## Objective
Copy every line, leaving nothing out and adding nothing.

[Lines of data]
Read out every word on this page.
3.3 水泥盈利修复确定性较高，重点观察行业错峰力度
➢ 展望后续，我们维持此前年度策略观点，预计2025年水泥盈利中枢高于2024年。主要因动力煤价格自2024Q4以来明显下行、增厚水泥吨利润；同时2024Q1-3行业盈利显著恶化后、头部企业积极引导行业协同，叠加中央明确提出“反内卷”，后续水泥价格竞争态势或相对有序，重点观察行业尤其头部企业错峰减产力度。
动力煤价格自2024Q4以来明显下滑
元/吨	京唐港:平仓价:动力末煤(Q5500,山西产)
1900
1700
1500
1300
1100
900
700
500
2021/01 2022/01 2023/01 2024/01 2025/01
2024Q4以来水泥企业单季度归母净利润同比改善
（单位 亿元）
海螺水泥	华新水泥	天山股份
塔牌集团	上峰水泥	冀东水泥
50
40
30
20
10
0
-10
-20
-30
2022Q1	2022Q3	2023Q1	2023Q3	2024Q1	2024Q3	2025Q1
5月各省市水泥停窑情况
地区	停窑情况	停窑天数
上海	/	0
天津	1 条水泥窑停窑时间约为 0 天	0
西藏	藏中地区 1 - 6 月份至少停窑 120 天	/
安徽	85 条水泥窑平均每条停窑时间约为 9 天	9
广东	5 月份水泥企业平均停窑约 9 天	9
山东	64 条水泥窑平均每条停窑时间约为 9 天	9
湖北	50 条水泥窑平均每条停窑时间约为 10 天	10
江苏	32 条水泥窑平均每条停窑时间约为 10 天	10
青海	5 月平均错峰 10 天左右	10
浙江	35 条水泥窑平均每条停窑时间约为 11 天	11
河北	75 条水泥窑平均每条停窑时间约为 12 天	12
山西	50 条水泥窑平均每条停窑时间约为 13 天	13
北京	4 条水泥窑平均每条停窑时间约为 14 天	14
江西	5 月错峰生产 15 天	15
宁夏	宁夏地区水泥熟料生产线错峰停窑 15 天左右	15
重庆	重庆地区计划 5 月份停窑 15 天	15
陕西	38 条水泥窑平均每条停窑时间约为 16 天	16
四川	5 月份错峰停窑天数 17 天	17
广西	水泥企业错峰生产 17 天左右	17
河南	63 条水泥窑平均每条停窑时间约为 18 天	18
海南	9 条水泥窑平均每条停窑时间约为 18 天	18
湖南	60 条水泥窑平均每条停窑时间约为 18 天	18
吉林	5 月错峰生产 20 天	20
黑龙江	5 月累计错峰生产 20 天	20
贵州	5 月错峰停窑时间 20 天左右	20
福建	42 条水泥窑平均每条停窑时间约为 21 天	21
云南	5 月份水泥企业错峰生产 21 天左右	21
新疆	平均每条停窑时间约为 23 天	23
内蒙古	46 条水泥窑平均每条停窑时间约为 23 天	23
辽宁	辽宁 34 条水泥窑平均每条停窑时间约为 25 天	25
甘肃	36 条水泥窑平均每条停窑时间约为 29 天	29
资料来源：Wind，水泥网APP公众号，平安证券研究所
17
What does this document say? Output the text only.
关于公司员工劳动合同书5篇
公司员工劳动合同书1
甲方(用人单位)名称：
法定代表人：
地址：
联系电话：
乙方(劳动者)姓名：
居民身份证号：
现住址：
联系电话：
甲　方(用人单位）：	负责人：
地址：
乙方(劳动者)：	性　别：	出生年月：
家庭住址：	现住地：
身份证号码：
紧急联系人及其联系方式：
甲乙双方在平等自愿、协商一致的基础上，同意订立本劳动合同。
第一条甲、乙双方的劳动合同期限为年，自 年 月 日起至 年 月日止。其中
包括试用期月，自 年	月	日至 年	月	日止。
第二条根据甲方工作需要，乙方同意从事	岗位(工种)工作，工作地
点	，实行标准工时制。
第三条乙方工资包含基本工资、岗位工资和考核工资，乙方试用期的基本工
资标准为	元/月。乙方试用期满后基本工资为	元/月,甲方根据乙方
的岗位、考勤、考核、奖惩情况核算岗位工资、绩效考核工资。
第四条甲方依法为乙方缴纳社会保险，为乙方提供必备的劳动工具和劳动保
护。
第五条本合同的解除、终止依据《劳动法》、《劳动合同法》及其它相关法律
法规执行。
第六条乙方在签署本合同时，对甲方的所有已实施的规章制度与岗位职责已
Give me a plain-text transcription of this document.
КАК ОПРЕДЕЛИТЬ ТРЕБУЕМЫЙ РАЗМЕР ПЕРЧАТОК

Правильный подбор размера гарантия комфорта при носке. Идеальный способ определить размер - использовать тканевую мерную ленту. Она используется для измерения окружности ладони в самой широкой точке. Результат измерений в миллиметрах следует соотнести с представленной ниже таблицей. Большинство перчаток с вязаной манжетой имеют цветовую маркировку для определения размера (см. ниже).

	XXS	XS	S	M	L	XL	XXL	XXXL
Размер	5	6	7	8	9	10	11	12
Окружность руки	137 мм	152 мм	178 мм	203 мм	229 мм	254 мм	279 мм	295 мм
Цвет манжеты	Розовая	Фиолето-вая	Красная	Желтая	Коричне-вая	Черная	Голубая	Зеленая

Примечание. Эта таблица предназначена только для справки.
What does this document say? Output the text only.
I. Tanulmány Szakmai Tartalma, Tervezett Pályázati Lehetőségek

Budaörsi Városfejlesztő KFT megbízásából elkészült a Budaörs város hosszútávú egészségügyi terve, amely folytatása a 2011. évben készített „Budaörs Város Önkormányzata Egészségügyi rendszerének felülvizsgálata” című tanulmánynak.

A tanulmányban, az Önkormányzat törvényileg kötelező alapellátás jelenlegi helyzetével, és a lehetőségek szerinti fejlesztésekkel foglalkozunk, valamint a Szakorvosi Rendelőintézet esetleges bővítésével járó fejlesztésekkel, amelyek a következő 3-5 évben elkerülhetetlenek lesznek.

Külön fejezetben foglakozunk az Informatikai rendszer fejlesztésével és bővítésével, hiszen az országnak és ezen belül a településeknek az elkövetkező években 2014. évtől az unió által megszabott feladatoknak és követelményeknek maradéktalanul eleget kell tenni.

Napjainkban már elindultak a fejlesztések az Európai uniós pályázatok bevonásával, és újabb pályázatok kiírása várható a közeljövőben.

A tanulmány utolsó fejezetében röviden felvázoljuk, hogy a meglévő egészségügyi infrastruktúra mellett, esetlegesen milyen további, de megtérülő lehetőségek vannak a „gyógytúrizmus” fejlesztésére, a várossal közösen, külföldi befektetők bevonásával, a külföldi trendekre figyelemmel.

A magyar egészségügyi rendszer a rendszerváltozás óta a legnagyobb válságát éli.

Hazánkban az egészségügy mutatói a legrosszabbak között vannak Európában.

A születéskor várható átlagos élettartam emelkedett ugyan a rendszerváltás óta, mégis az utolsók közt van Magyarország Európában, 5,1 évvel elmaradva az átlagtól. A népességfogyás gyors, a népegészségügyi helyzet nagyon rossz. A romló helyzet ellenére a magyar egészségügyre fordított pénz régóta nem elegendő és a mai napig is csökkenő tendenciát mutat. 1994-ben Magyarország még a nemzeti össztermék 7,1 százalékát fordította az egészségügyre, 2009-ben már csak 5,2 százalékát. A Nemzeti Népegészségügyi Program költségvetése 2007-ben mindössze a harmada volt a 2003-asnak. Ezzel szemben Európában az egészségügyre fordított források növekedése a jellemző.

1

## Output
Read out every word on this page.
3.3 水泥盈利修复确定性较高，重点观察行业错峰力度
➢ 展望后续，我们维持此前年度策略观点，预计2025年水泥盈利中枢高于2024年。主要因动力煤价格自2024Q4以来明显下行、增厚水泥吨利润；同时2024Q1-3行业盈利显著恶化后、头部企业积极引导行业协同，叠加中央明确提出“反内卷”，后续水泥价格竞争态势或相对有序，重点观察行业尤其头部企业错峰减产力度。
动力煤价格自2024Q4以来明显下滑
元/吨	京唐港:平仓价:动力末煤(Q5500,山西产)
1900
1700
1500
1300
1100
900
700
500
2021/01 2022/01 2023/01 2024/01 2025/01
2024Q4以来水泥企业单季度归母净利润同比改善
（单位 亿元）
海螺水泥	华新水泥	天山股份
塔牌集团	上峰水泥	冀东水泥
50
40
30
20
10
0
-10
-20
-30
2022Q1	2022Q3	2023Q1	2023Q3	2024Q1	2024Q3	2025Q1
5月各省市水泥停窑情况
地区	停窑情况	停窑天数
上海	/	0
天津	1 条水泥窑停窑时间约为 0 天	0
西藏	藏中地区 1 - 6 月份至少停窑 120 天	/
安徽	85 条水泥窑平均每条停窑时间约为 9 天	9
广东	5 月份水泥企业平均停窑约 9 天	9
山东	64 条水泥窑平均每条停窑时间约为 9 天	9
湖北	50 条水泥窑平均每条停窑时间约为 10 天	10
江苏	32 条水泥窑平均每条停窑时间约为 10 天	10
青海	5 月平均错峰 10 天左右	10
浙江	35 条水泥窑平均每条停窑时间约为 11 天	11
河北	75 条水泥窑平均每条停窑时间约为 12 天	12
山西	50 条水泥窑平均每条停窑时间约为 13 天	13
北京	4 条水泥窑平均每条停窑时间约为 14 天	14
江西	5 月错峰生产 15 天	15
宁夏	宁夏地区水泥熟料生产线错峰停窑 15 天左右	15
重庆	重庆地区计划 5 月份停窑 15 天	15
陕西	38 条水泥窑平均每条停窑时间约为 16 天	16
四川	5 月份错峰停窑天数 17 天	17
广西	水泥企业错峰生产 17 天左右	17
河南	63 条水泥窑平均每条停窑时间约为 18 天	18
海南	9 条水泥窑平均每条停窑时间约为 18 天	18
湖南	60 条水泥窑平均每条停窑时间约为 18 天	18
吉林	5 月错峰生产 20 天	20
黑龙江	5 月累计错峰生产 20 天	20
贵州	5 月错峰停窑时间 20 天左右	20
福建	42 条水泥窑平均每条停窑时间约为 21 天	21
云南	5 月份水泥企业错峰生产 21 天左右	21
新疆	平均每条停窑时间约为 23 天	23
内蒙古	46 条水泥窑平均每条停窑时间约为 23 天	23
辽宁	辽宁 34 条水泥窑平均每条停窑时间约为 25 天	25
甘肃	36 条水泥窑平均每条停窑时间约为 29 天	29
资料来源：Wind，水泥网APP公众号，平安证券研究所
17
What does this document say? Output the text only.
关于公司员工劳动合同书5篇
公司员工劳动合同书1
甲方(用人单位)名称：
法定代表人：
地址：
联系电话：
乙方(劳动者)姓名：
居民身份证号：
现住址：
联系电话：
甲　方(用人单位）：	负责人：
地址：
乙方(劳动者)：	性　别：	出生年月：
家庭住址：	现住地：
身份证号码：
紧急联系人及其联系方式：
甲乙双方在平等自愿、协商一致的基础上，同意订立本劳动合同。
第一条甲、乙双方的劳动合同期限为年，自 年 月 日起至 年 月日止。其中
包括试用期月，自 年	月	日至 年	月	日止。
第二条根据甲方工作需要，乙方同意从事	岗位(工种)工作，工作地
点	，实行标准工时制。
第三条乙方工资包含基本工资、岗位工资和考核工资，乙方试用期的基本工
资标准为	元/月。乙方试用期满后基本工资为	元/月,甲方根据乙方
的岗位、考勤、考核、奖惩情况核算岗位工资、绩效考核工资。
第四条甲方依法为乙方缴纳社会保险，为乙方提供必备的劳动工具和劳动保
护。
第五条本合同的解除、终止依据《劳动法》、《劳动合同法》及其它相关法律
法规执行。
第六条乙方在签署本合同时，对甲方的所有已实施的规章制度与岗位职责已
Give me a plain-text transcription of this document.
КАК ОПРЕДЕЛИТЬ ТРЕБУЕМЫЙ РАЗМЕР ПЕРЧАТОК

Правильный подбор размера гарантия комфорта при носке. Идеальный способ определить размер - использовать тканевую мерную ленту. Она используется для измерения окружности ладони в самой широкой точке. Результат измерений в миллиметрах следует соотнести с представленной ниже таблицей. Большинство перчаток с вязаной манжетой имеют цветовую маркировку для определения размера (см. ниже).

	XXS	XS	S	M	L	XL	XXL	XXXL
Размер	5	6	7	8	9	10	11	12
Окружность руки	137 мм	152 мм	178 мм	203 мм	229 мм	254 мм	279 мм	295 мм
Цвет манжеты	Розовая	Фиолето-вая	Красная	Желтая	Коричне-вая	Черная	Голубая	Зеленая

Примечание. Эта таблица предназначена только для справки.
What does this document say? Output the text only.
I. Tanulmány Szakmai Tartalma, Tervezett Pályázati Lehetőségek

Budaörsi Városfejlesztő KFT megbízásából elkészült a Budaörs város hosszútávú egészségügyi terve, amely folytatása a 2011. évben készített „Budaörs Város Önkormányzata Egészségügyi rendszerének felülvizsgálata” című tanulmánynak.

A tanulmányban, az Önkormányzat törvényileg kötelező alapellátás jelenlegi helyzetével, és a lehetőségek szerinti fejlesztésekkel foglalkozunk, valamint a Szakorvosi Rendelőintézet esetleges bővítésével járó fejlesztésekkel, amelyek a következő 3-5 évben elkerülhetetlenek lesznek.

Külön fejezetben foglakozunk az Informatikai rendszer fejlesztésével és bővítésével, hiszen az országnak és ezen belül a településeknek az elkövetkező években 2014. évtől az unió által megszabott feladatoknak és követelményeknek maradéktalanul eleget kell tenni.

Napjainkban már elindultak a fejlesztések az Európai uniós pályázatok bevonásával, és újabb pályázatok kiírása várható a közeljövőben.

A tanulmány utolsó fejezetében röviden felvázoljuk, hogy a meglévő egészségügyi infrastruktúra mellett, esetlegesen milyen további, de megtérülő lehetőségek vannak a „gyógytúrizmus” fejlesztésére, a várossal közösen, külföldi befektetők bevonásával, a külföldi trendekre figyelemmel.

A magyar egészségügyi rendszer a rendszerváltozás óta a legnagyobb válságát éli.

Hazánkban az egészségügy mutatói a legrosszabbak között vannak Európában.

A születéskor várható átlagos élettartam emelkedett ugyan a rendszerváltás óta, mégis az utolsók közt van Magyarország Európában, 5,1 évvel elmaradva az átlagtól. A népességfogyás gyors, a népegészségügyi helyzet nagyon rossz. A romló helyzet ellenére a magyar egészségügyre fordított pénz régóta nem elegendő és a mai napig is csökkenő tendenciát mutat. 1994-ben Magyarország még a nemzeti össztermék 7,1 százalékát fordította az egészségügyre, 2009-ben már csak 5,2 százalékát. A Nemzeti Népegészségügyi Program költségvetése 2007-ben mindössze a harmada volt a 2003-asnak. Ezzel szemben Európában az egészségügyre fordított források növekedése a jellemző.

1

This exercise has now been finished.